▶ _SELECTED PASSAGE_:
━━━━━━━━━━━━━━━━
EMAIL THIS PAGE TO A FRIEND

AIDS research and human retroviruses

Polymorphisms in LPL, CETP, and HL protect HIV-infected patients from atherogenic dyslipidemia in an allele-dose-dependent manner.


PMID 26101956

Abstract

HIV-infected patients treated with highly active antiretroviral therapy (HAART) may be predisposed to a lipid profile, associated with increased cardiovascular risk, derived from having high triglycerides (TG) and low high-density lipoprotein cholesterol (HDLc) levels. We propose that genetic variability leaves some HIV-infected patients more predisposed to this lipid profile than others. We performed a cross-sectional, observational study including 321 antiretroviral-treated HIV-infected patients classified as normolipidemic (n=173) or presenting with high TG (≥1.7 mmol/liter) and low HDLc [<1.02 (men) or 1.28 mmol/liter (women)] (n=148) to investigate the impact of 13 polymorphisms of 9 genes affecting lipid metabolism (APOA5, APOC3, LPL, CETP, HL, MTP, APOE, LRP5, and VLDLR genes). The polymorphism rs328 in LPL was 40% significantly more frequent in normolipidemics (p=0.018), and in the same group, polymorphisms rs708272 in CETP and rs1800588 in HL were 10% significantly more frequent (p=0.037 for both polymorphisms). Patients who presented a combination of one to six alleles from these polymorphisms had 10% increased HDLc levels [1.13 (0.40) vs. 1.24 (0.23) mmol/liter, p=0.002] and a trend toward lower triglycerides [2.23 (2.34) vs. 1.89 (1.24) mmol/liter] and lower remnant-like particle cholesterol (RLPc) [16.41 (11.42) vs. 12.99 (11.69) mmol/liter]. This effect was dependent on the number of protective alleles and independent of the regimen administered. Polymorphisms in LPL, CETP, and HL protect HIV-infected patients from developing the dyslipidemia derived from high TG and low HDLc levels in a dose-dependent manner.
━━━━━━━━━━━━━━━━
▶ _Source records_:
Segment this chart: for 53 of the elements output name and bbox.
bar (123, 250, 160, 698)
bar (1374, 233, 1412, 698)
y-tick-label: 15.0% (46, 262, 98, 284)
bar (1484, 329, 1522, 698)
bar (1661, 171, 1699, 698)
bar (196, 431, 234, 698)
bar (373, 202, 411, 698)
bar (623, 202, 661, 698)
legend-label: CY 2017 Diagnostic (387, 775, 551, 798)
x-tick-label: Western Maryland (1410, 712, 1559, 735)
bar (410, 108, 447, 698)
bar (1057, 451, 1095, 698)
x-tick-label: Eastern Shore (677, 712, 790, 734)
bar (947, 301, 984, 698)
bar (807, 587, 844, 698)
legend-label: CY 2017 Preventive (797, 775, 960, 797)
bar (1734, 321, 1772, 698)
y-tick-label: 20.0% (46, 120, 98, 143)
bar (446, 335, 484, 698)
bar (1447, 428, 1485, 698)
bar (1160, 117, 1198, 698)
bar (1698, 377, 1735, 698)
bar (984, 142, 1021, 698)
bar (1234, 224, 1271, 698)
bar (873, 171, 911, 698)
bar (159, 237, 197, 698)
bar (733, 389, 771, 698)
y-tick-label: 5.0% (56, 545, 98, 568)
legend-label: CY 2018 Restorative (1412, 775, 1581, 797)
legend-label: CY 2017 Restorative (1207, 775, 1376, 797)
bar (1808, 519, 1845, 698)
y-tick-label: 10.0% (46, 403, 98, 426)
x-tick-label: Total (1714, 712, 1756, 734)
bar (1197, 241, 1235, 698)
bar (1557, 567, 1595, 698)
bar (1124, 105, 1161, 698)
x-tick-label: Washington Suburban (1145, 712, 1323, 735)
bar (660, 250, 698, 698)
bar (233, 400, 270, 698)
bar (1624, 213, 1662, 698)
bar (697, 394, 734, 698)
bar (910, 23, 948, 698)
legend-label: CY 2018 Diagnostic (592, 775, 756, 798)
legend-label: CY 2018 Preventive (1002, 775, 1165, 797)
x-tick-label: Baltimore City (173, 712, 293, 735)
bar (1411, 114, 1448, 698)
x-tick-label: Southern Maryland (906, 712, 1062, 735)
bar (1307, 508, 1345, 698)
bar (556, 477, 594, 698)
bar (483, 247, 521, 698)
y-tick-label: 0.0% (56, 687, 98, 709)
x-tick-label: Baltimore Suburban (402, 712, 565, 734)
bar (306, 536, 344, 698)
━━━━━━━━━━━━━━━━
▶ _TASK DETAILS_: Using the abstract on lipid-metabolism polymorphisms in HIV-infected patients, decide whether each statement agrees with it: (a) the study included 321 antiretroviral-treated HIV-infected patients; (b) the polymorphism rs328 in LPL was more frequent in the patients with high triglycerides and low HDLc; (c) the protective effect depended on the antiretroviral regimen administered. Answer yes or no for each, quoting the deciding words of the abstract. Base your answers only on the abstract, not on the source records.

▶ _RESPONSE_:
(a) Yes: "including 321 antiretroviral-treated HIV-infected patients"
(b) No: "The polymorphism rs328 in LPL was 40% significantly more frequent in normolipidemics (p=0.018)"
(c) No: "independent of the regimen administered"